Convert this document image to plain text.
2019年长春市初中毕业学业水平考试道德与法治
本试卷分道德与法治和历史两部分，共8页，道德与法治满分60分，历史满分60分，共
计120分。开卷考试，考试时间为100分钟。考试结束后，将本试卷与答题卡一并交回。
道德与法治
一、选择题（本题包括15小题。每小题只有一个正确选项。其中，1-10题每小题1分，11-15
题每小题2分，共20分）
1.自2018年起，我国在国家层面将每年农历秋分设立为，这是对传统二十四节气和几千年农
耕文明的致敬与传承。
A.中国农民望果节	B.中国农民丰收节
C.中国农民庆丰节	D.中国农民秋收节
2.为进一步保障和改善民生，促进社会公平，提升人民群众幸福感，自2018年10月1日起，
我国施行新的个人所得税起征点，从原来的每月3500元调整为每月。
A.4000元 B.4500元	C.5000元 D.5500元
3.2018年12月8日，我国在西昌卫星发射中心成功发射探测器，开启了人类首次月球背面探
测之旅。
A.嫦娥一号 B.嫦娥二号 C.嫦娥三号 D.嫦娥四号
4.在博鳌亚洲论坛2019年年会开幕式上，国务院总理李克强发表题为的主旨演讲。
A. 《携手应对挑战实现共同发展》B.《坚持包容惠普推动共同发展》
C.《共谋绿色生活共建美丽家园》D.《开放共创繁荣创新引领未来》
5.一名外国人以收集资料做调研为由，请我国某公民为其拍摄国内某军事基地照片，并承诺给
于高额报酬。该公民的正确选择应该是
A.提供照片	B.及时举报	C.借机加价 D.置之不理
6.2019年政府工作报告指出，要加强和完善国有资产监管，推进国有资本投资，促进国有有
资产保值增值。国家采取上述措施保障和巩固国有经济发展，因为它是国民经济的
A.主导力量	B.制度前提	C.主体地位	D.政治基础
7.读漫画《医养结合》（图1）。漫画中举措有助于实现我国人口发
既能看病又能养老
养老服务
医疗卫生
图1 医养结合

What you should do. Return the whole listing exactly.

Completed exercise.
Convert this document image to plain text.
2019年长春市初中毕业学业水平考试道德与法治
本试卷分道德与法治和历史两部分，共8页，道德与法治满分60分，历史满分60分，共
计120分。开卷考试，考试时间为100分钟。考试结束后，将本试卷与答题卡一并交回。
道德与法治
一、选择题（本题包括15小题。每小题只有一个正确选项。其中，1-10题每小题1分，11-15
题每小题2分，共20分）
1.自2018年起，我国在国家层面将每年农历秋分设立为，这是对传统二十四节气和几千年农
耕文明的致敬与传承。
A.中国农民望果节	B.中国农民丰收节
C.中国农民庆丰节	D.中国农民秋收节
2.为进一步保障和改善民生，促进社会公平，提升人民群众幸福感，自2018年10月1日起，
我国施行新的个人所得税起征点，从原来的每月3500元调整为每月。
A.4000元 B.4500元	C.5000元 D.5500元
3.2018年12月8日，我国在西昌卫星发射中心成功发射探测器，开启了人类首次月球背面探
测之旅。
A.嫦娥一号 B.嫦娥二号 C.嫦娥三号 D.嫦娥四号
4.在博鳌亚洲论坛2019年年会开幕式上，国务院总理李克强发表题为的主旨演讲。
A. 《携手应对挑战实现共同发展》B.《坚持包容惠普推动共同发展》
C.《共谋绿色生活共建美丽家园》D.《开放共创繁荣创新引领未来》
5.一名外国人以收集资料做调研为由，请我国某公民为其拍摄国内某军事基地照片，并承诺给
于高额报酬。该公民的正确选择应该是
A.提供照片	B.及时举报	C.借机加价 D.置之不理
6.2019年政府工作报告指出，要加强和完善国有资产监管，推进国有资本投资，促进国有有
资产保值增值。国家采取上述措施保障和巩固国有经济发展，因为它是国民经济的
A.主导力量	B.制度前提	C.主体地位	D.政治基础
7.读漫画《医养结合》（图1）。漫画中举措有助于实现我国人口发
既能看病又能养老
养老服务
医疗卫生
图1 医养结合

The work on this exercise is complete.